Start DATASET RECORDS
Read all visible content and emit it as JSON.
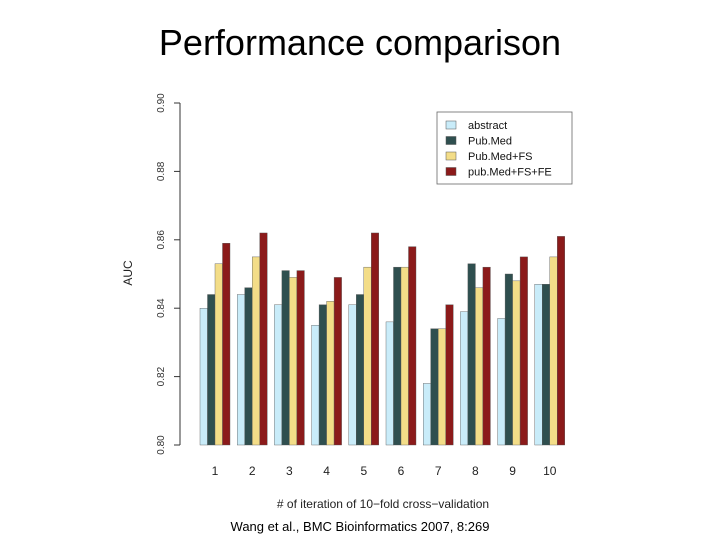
{
  "page": {
    "title": "Performance comparison",
    "citation": "Wang et al., BMC Bioinformatics 2007, 8:269"
  },
  "chart_data": {
    "type": "bar",
    "title": "",
    "xlabel": "# of iteration of 10−fold cross−validation",
    "ylabel": "AUC",
    "ylim": [
      0.8,
      0.9
    ],
    "yticks": [
      "0.80",
      "0.82",
      "0.84",
      "0.86",
      "0.88",
      "0.90"
    ],
    "grid": false,
    "legend_position": "top-right",
    "categories": [
      "1",
      "2",
      "3",
      "4",
      "5",
      "6",
      "7",
      "8",
      "9",
      "10"
    ],
    "series": [
      {
        "name": "abstract",
        "color": "#c9ecf9",
        "values": [
          0.84,
          0.844,
          0.841,
          0.835,
          0.841,
          0.836,
          0.818,
          0.839,
          0.837,
          0.847
        ]
      },
      {
        "name": "Pub.Med",
        "color": "#2f4f4f",
        "values": [
          0.844,
          0.846,
          0.851,
          0.841,
          0.844,
          0.852,
          0.834,
          0.853,
          0.85,
          0.847
        ]
      },
      {
        "name": "Pub.Med+FS",
        "color": "#f3dd88",
        "values": [
          0.853,
          0.855,
          0.849,
          0.842,
          0.852,
          0.852,
          0.834,
          0.846,
          0.848,
          0.855
        ]
      },
      {
        "name": "pub.Med+FS+FE",
        "color": "#8b1a1a",
        "values": [
          0.859,
          0.862,
          0.851,
          0.849,
          0.862,
          0.858,
          0.841,
          0.852,
          0.855,
          0.861
        ]
      }
    ]
  }
}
End DATASET RECORDS
The answer is a single number, the count of lines in the records that contain the string "title".

● **RESULT**
2